# Start of MATERIAL TO PROCESS

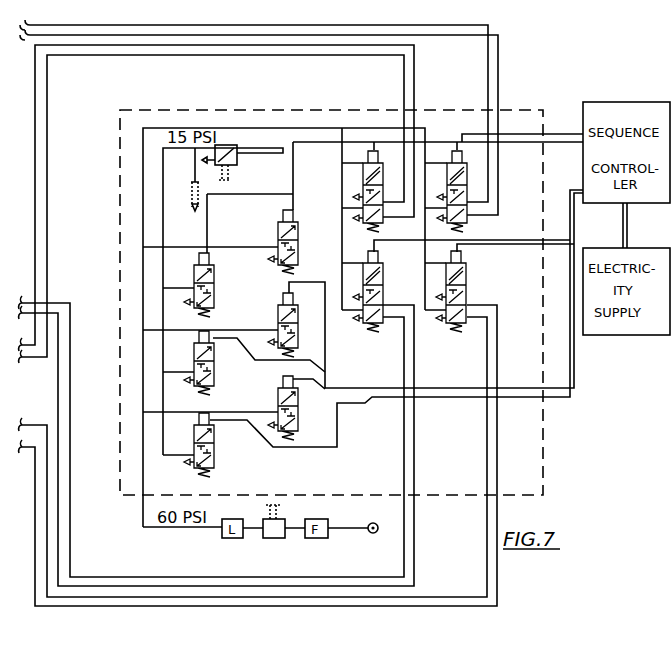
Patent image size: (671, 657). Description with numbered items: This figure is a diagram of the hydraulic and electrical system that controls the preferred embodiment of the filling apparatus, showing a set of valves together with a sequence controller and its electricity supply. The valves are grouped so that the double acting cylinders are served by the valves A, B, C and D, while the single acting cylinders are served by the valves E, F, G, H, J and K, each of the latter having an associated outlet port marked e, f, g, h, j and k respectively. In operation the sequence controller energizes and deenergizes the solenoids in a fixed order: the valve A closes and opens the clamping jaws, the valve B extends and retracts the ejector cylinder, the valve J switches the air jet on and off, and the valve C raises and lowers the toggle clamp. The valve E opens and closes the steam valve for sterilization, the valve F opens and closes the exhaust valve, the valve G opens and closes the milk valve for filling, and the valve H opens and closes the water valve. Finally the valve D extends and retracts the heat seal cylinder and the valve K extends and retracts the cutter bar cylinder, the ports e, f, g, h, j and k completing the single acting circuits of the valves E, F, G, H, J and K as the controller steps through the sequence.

The solenoid valve A is at (376, 191).
The solenoid valve B is at (376, 291).
The solenoid valve C is at (460, 191).
The solenoid valve D is at (461, 291).
The solenoid valve E is at (213, 445).
The solenoid valve F is at (213, 363).
The solenoid valve G is at (299, 408).
The solenoid valve H is at (214, 285).
The solenoid valve J is at (295, 325).
The solenoid valve K is at (300, 242).
The exhaust port of valve E e is at (214, 460).
The exhaust port of valve F f is at (214, 375).
The exhaust port of valve G g is at (298, 418).
The exhaust port of valve H h is at (214, 296).
The exhaust port of valve J j is at (298, 338).
The exhaust port of valve K k is at (298, 254).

# End of MATERIAL TO PROCESS

Put the lines above into a two-column CSV with the headers text and answer, one row for each block. Quote each field, turn line breaks into spaces, and leave the pictures out.

text,answer
"Patent image size: (671, 657). Description with numbered items: This figure is a diagram of the hydraulic and electrical system that controls the preferred embodiment of the filling apparatus, showing a set of valves together with a sequence controller and its electricity supply. The valves are grouped so that the double acting cylinders are served by the valves A, B, C and D, while the single acting cylinders are served by the valves E, F, G, H, J and K, each of the latter having an associated outlet port marked e, f, g, h, j and k respectively. In operation the sequence controller energizes and deenergizes the solenoids in a fixed order: the valve A closes and opens the clamping jaws, the valve B extends and retracts the ejector cylinder, the valve J switches the air jet on and off, and the valve C raises and lowers the toggle clamp. The valve E opens and closes the steam valve for sterilization, the valve F opens and closes the exhaust valve, the valve G opens and closes the milk valve for filling, and the valve H opens and closes the water valve. Finally the valve D extends and retracts the heat seal cylinder and the valve K extends and retracts the cutter bar cylinder, the ports e, f, g, h, j and k completing the single acting circuits of the valves E, F, G, H, J and K as the controller steps through the sequence.","The solenoid valve A is at (376, 191). The solenoid valve B is at (376, 291). The solenoid valve C is at (460, 191). The solenoid valve D is at (461, 291). The solenoid valve E is at (213, 445). The solenoid valve F is at (213, 363). The solenoid valve G is at (299, 408). The solenoid valve H is at (214, 285). The solenoid valve J is at (295, 325). The solenoid valve K is at (300, 242). The exhaust port of valve E e is at (214, 460). The exhaust port of valve F f is at (214, 375). The exhaust port of valve G g is at (298, 418). The exhaust port of valve H h is at (214, 296). The exhaust port of valve J j is at (298, 338). The exhaust port of valve K k is at (298, 254)."